Data entries:
■ ■ ■ ■
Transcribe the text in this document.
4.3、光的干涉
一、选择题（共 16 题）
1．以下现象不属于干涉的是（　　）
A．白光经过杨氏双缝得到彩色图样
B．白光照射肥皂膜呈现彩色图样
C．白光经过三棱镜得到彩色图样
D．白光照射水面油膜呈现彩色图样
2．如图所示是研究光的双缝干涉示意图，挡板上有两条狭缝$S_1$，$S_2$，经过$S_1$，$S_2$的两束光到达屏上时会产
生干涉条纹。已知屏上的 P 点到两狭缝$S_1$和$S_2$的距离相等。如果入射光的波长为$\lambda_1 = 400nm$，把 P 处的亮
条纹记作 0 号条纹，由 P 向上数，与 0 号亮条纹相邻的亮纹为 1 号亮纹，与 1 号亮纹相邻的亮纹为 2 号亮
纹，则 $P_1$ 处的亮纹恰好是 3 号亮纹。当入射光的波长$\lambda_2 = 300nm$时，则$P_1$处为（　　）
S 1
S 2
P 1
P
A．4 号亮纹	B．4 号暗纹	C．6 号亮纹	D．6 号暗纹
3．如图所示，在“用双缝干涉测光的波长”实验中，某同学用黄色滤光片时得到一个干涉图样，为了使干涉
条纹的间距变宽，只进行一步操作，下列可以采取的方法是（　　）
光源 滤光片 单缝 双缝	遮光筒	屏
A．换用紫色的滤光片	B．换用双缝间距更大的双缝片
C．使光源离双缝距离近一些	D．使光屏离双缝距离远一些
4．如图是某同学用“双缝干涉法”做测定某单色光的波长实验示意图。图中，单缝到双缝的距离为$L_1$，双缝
■ ■ ■ ■
Written problem:
Extract the listing in its entirety, matching it exactly.

Written solution:
Transcribe the text in this document.
4.3、光的干涉
一、选择题（共 16 题）
1．以下现象不属于干涉的是（　　）
A．白光经过杨氏双缝得到彩色图样
B．白光照射肥皂膜呈现彩色图样
C．白光经过三棱镜得到彩色图样
D．白光照射水面油膜呈现彩色图样
2．如图所示是研究光的双缝干涉示意图，挡板上有两条狭缝$S_1$，$S_2$，经过$S_1$，$S_2$的两束光到达屏上时会产
生干涉条纹。已知屏上的 P 点到两狭缝$S_1$和$S_2$的距离相等。如果入射光的波长为$\lambda_1 = 400nm$，把 P 处的亮
条纹记作 0 号条纹，由 P 向上数，与 0 号亮条纹相邻的亮纹为 1 号亮纹，与 1 号亮纹相邻的亮纹为 2 号亮
纹，则 $P_1$ 处的亮纹恰好是 3 号亮纹。当入射光的波长$\lambda_2 = 300nm$时，则$P_1$处为（　　）
S 1
S 2
P 1
P
A．4 号亮纹	B．4 号暗纹	C．6 号亮纹	D．6 号暗纹
3．如图所示，在“用双缝干涉测光的波长”实验中，某同学用黄色滤光片时得到一个干涉图样，为了使干涉
条纹的间距变宽，只进行一步操作，下列可以采取的方法是（　　）
光源 滤光片 单缝 双缝	遮光筒	屏
A．换用紫色的滤光片	B．换用双缝间距更大的双缝片
C．使光源离双缝距离近一些	D．使光屏离双缝距离远一些
4．如图是某同学用“双缝干涉法”做测定某单色光的波长实验示意图。图中，单缝到双缝的距离为$L_1$，双缝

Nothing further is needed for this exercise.